PAGE EXTRACT: Begin

00:05:22.600 The problem with the term Christian nationalism is that it turns a crucial pillar of our American
00:05:28.320 identity into a fashionable, political slogan that can be easily painted as new and radical
00:05:34.400 by a hostile media elite.
00:05:36.960 An approach to politics that's fundamentally Protestant in its character is not revolutionary
00:05:42.980 or novel.
00:05:44.500 It's exactly what the Constitution represents.
00:05:47.840 As hard as it might be to admit, we are no longer really governed by the Constitution,
00:05:53.220 primarily because we're no longer the kind of people who can be.
00:05:56.480 Conservatives like to believe that restoration of constitutional governance will fix our woes,
00:06:03.000 but the founding document can't make a people virtuous or grant them liberty.
00:06:08.060 The Constitution was only ever the formalization of a way of life present in America's founding
00:06:14.580 stock, and without that shared character, our most precious documents become meaningless.
00:06:19.800 The Constitution was never meant to objectively mediate the differences of two sides with radically
00:06:26.920 different moral visions, and it never will.
00:06:30.800 Protestant Christianity was central to the identity of the United States and the formation
00:06:35.120 of its Constitution.
00:06:37.040 Until the nation reforges a shared moral vision on that anvil, it will continue to be governed
00:06:43.280 by the corrupt, progressive, theocratic oligarchy that currently terrorizes its people.
00:06:49.340 Thanks for watching, guys.

PAGE EXTRACT: End
SUPPLIED MATERIAL: Begin

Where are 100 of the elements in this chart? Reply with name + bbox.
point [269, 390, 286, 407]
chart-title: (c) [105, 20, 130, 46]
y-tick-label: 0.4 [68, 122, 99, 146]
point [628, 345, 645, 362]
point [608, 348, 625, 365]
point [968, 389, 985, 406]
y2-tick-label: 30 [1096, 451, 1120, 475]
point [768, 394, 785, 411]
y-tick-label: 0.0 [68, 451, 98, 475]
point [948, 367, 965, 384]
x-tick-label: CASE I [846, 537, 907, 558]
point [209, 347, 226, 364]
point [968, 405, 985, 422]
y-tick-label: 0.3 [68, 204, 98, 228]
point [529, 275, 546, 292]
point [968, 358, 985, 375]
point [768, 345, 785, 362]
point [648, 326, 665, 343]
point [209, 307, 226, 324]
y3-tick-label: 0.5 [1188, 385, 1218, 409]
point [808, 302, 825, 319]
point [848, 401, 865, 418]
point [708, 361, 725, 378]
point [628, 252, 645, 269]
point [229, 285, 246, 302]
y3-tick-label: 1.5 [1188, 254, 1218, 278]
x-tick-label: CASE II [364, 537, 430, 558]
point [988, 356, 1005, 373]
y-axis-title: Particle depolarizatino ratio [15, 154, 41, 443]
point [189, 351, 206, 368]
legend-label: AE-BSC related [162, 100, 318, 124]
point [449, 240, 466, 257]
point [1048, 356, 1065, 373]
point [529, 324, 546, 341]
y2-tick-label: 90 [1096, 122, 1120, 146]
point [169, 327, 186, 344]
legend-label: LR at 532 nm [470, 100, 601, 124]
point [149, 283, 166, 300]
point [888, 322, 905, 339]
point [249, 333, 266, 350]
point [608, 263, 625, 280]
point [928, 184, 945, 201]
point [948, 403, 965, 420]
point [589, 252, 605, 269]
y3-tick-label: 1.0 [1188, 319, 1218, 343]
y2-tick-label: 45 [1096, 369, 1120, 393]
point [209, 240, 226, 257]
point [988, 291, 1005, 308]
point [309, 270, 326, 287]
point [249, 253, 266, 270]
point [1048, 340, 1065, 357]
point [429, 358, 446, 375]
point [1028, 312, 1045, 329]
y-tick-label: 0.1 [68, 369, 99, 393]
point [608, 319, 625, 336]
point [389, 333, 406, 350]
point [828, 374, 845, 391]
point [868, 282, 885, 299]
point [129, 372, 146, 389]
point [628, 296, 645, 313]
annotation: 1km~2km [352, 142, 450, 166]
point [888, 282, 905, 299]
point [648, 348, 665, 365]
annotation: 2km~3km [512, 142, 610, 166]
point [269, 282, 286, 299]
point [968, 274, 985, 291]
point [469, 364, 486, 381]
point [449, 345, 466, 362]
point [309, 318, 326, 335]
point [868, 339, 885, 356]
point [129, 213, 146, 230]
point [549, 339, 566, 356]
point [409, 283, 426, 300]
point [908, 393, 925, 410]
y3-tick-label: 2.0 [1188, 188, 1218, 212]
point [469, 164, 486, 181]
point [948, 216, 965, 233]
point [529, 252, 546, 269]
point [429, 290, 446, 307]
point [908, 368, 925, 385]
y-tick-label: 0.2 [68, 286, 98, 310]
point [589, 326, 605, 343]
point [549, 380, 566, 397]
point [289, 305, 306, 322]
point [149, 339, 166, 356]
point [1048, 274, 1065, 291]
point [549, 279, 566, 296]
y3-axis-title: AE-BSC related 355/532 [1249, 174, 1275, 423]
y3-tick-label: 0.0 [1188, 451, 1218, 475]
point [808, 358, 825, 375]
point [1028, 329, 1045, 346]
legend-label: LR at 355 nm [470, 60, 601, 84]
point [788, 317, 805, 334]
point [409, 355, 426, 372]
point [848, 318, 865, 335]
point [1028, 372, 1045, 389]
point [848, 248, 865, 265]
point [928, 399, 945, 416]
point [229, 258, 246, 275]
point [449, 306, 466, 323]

SUPPLIED MATERIAL: End

PARTS OF THE EXERCISE ▸
a) Write out the part of the transcript on Christian nationalism from "00:05:44.500 It's exactly" to "documents become meaningless.".
b) Render this sentence from the transcript on Christian nationalism in Spanish: "It's exactly what the Constitution represents."

SOLUTIONS BELOW ▸
a)
00:05:44.500 It's exactly what the Constitution represents.
00:05:47.840 As hard as it might be to admit, we are no longer really governed by the Constitution,
00:05:53.220 primarily because we're no longer the kind of people who can be.
00:05:56.480 Conservatives like to believe that restoration of constitutional governance will fix our woes,
00:06:03.000 but the founding document can't make a people virtuous or grant them liberty.
00:06:08.060 The Constitution was only ever the formalization of a way of life present in America's founding
00:06:14.580 stock, and without that shared character, our most precious documents become meaningless.

b) Es exactamente lo que representa la Constitución.